%%

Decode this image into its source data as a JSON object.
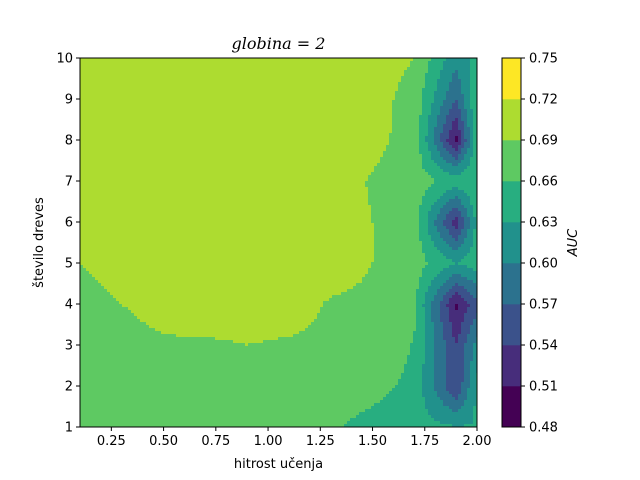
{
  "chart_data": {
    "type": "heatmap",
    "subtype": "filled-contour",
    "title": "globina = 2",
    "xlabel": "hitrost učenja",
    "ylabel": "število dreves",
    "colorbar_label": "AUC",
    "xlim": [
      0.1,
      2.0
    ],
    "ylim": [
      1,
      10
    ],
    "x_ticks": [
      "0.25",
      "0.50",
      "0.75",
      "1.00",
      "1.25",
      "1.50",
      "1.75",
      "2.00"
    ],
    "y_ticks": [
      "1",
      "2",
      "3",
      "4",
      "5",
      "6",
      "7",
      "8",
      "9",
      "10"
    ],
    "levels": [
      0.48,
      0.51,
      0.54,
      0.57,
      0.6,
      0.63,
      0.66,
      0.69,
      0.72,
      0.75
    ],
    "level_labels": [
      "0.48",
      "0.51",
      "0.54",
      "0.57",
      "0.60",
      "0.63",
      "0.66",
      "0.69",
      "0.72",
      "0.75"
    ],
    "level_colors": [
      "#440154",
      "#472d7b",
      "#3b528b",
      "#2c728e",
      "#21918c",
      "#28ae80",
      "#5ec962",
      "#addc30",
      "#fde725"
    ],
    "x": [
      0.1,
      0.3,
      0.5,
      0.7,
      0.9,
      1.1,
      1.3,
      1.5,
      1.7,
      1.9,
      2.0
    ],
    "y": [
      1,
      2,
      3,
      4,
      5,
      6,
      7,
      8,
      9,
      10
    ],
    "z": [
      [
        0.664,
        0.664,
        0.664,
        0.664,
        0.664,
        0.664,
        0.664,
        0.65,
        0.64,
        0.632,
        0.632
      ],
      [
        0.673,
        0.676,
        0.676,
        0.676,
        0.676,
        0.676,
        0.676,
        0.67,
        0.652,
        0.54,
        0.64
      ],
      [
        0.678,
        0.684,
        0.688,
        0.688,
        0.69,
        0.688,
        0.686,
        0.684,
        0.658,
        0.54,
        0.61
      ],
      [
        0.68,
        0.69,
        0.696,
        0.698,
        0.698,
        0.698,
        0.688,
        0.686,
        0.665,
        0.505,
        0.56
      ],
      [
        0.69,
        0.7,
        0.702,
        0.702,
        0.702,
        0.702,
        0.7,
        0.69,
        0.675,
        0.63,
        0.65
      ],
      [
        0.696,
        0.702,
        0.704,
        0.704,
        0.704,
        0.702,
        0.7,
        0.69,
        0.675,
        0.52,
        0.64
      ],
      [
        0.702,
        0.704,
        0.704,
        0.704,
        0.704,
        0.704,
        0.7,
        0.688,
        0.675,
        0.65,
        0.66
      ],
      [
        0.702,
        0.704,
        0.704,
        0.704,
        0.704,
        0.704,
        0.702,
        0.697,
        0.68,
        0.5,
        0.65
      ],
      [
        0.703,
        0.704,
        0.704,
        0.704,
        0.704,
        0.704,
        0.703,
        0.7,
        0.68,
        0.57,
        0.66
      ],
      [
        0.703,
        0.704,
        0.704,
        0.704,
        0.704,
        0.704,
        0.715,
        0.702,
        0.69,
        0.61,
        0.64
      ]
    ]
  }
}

%%
%%

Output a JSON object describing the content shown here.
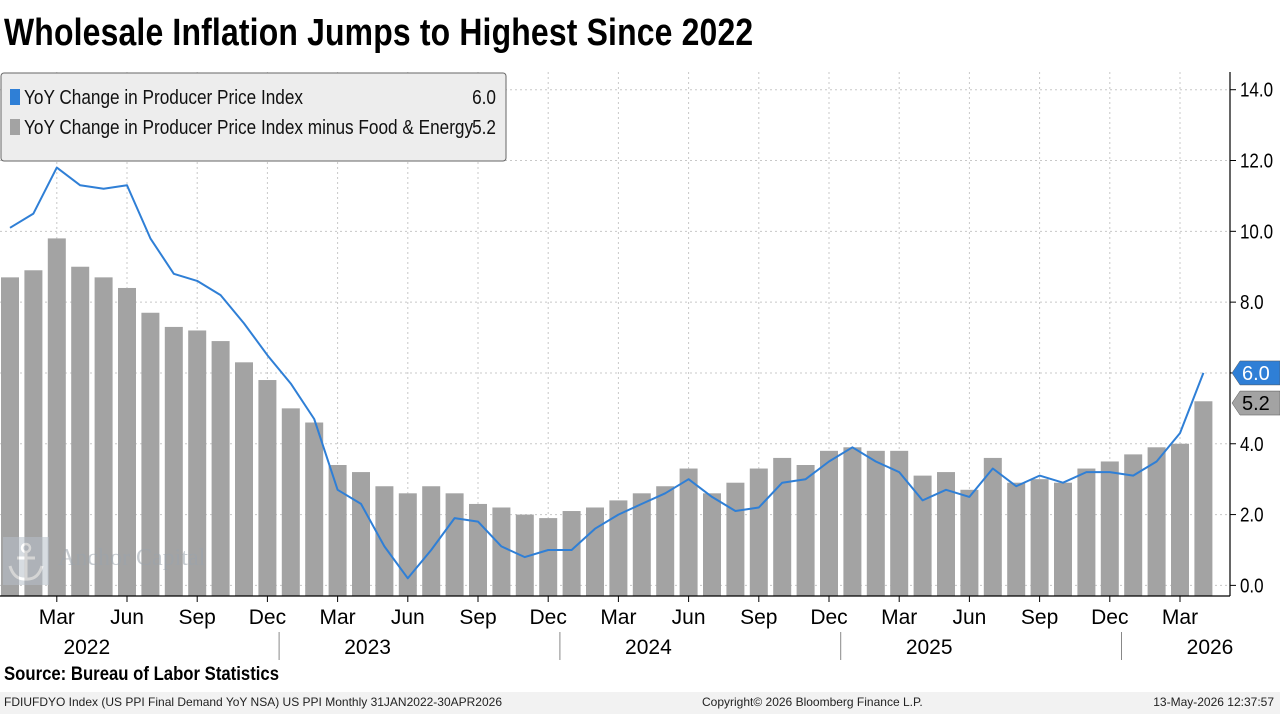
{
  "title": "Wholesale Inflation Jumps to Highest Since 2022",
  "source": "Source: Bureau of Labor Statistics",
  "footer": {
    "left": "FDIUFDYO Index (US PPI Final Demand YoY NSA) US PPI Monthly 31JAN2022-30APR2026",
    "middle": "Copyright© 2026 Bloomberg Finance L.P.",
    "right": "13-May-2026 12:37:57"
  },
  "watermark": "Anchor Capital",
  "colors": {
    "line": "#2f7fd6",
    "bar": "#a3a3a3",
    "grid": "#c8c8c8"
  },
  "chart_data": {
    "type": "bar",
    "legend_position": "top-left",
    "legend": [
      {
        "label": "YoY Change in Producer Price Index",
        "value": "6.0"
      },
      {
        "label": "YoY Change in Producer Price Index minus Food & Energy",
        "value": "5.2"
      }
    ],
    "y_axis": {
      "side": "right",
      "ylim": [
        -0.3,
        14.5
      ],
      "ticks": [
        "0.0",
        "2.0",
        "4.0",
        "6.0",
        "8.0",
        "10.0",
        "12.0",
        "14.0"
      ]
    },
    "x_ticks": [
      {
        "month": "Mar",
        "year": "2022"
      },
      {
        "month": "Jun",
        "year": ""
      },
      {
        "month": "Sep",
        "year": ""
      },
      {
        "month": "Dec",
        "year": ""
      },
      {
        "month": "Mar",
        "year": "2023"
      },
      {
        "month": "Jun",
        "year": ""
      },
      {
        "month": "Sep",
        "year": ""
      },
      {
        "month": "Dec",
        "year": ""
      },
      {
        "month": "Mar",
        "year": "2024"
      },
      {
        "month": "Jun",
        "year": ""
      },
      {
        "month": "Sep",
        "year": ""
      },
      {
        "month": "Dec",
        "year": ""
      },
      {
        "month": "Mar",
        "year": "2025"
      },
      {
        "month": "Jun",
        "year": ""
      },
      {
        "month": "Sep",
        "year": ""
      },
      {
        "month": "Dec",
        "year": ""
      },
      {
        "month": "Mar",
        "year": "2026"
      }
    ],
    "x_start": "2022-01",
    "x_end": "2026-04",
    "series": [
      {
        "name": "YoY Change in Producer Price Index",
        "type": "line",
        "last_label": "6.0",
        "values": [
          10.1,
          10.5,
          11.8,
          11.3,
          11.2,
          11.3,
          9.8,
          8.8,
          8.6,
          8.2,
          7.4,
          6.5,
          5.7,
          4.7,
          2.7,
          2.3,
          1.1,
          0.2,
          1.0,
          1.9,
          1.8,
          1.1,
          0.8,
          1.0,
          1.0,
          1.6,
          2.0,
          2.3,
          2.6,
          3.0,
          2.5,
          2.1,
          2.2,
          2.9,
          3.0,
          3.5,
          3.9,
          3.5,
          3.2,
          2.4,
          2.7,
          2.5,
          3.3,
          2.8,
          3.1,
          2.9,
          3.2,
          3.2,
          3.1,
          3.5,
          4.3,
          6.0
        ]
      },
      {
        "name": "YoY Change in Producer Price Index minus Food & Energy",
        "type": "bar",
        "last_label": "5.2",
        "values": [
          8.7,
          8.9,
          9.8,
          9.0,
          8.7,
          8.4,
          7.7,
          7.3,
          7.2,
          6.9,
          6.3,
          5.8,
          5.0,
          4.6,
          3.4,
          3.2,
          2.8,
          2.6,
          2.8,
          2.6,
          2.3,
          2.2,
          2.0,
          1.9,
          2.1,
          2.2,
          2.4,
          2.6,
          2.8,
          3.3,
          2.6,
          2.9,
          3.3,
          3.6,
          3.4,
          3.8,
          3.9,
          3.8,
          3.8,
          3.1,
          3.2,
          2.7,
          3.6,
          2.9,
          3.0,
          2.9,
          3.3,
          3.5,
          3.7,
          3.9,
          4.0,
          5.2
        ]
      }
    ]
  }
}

%%
%%

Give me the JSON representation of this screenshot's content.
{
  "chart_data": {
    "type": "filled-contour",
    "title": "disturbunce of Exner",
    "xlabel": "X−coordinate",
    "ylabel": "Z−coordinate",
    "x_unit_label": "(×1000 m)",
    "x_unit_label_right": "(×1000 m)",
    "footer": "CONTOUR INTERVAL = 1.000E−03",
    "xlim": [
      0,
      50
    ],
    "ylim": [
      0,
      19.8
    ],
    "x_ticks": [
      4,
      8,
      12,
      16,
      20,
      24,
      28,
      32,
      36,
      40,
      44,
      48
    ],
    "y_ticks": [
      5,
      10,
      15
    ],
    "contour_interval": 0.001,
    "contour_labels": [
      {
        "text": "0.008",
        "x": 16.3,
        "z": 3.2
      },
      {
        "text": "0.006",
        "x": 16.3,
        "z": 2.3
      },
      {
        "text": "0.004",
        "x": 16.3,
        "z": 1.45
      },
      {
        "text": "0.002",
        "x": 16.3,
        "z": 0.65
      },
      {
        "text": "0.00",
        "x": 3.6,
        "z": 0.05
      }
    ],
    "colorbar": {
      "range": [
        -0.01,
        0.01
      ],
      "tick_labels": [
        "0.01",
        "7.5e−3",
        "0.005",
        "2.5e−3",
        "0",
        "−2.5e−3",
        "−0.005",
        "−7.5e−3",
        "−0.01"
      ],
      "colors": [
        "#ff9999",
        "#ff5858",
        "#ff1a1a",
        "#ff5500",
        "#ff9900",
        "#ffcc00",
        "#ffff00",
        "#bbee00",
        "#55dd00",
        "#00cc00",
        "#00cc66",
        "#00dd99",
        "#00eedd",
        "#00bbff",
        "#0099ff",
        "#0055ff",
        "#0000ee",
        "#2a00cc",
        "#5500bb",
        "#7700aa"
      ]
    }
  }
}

%%

EXERCISE GOAL: Report back each line of the entries that holds the string "Change".

THE RESPONSE:
        "label": "YoY Change in Producer Price Index",
        "label": "YoY Change in Producer Price Index minus Food & Energy",
        "name": "YoY Change in Producer Price Index",
        "name": "YoY Change in Producer Price Index minus Food & Energy",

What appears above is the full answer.